** Start of Extracted information **

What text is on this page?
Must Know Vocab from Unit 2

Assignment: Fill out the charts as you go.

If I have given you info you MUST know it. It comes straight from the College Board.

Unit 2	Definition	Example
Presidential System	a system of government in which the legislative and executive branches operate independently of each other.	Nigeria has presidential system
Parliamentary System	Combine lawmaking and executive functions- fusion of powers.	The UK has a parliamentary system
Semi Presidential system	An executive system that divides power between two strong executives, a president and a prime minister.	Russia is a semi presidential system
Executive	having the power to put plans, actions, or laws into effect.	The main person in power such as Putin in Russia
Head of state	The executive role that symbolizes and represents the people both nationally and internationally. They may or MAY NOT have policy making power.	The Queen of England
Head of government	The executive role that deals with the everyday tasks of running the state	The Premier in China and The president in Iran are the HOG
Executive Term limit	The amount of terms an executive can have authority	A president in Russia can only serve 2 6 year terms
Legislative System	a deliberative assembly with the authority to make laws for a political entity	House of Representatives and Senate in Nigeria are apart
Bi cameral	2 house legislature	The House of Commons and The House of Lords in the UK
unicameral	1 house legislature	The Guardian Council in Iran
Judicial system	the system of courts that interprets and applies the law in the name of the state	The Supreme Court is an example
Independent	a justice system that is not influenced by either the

** End of Extracted information **

Extract each entry in full and write it down exactly.

What text is on this page?
Must Know Vocab from Unit 2

Assignment: Fill out the charts as you go.

If I have given you info you MUST know it. It comes straight from the College Board.

Unit 2	Definition	Example
Presidential System	a system of government in which the legislative and executive branches operate independently of each other.	Nigeria has presidential system
Parliamentary System	Combine lawmaking and executive functions- fusion of powers.	The UK has a parliamentary system
Semi Presidential system	An executive system that divides power between two strong executives, a president and a prime minister.	Russia is a semi presidential system
Executive	having the power to put plans, actions, or laws into effect.	The main person in power such as Putin in Russia
Head of state	The executive role that symbolizes and represents the people both nationally and internationally. They may or MAY NOT have policy making power.	The Queen of England
Head of government	The executive role that deals with the everyday tasks of running the state	The Premier in China and The president in Iran are the HOG
Executive Term limit	The amount of terms an executive can have authority	A president in Russia can only serve 2 6 year terms
Legislative System	a deliberative assembly with the authority to make laws for a political entity	House of Representatives and Senate in Nigeria are apart
Bi cameral	2 house legislature	The House of Commons and The House of Lords in the UK
unicameral	1 house legislature	The Guardian Council in Iran
Judicial system	the system of courts that interprets and applies the law in the name of the state	The Supreme Court is an example
Independent	a justice system that is not influenced by either the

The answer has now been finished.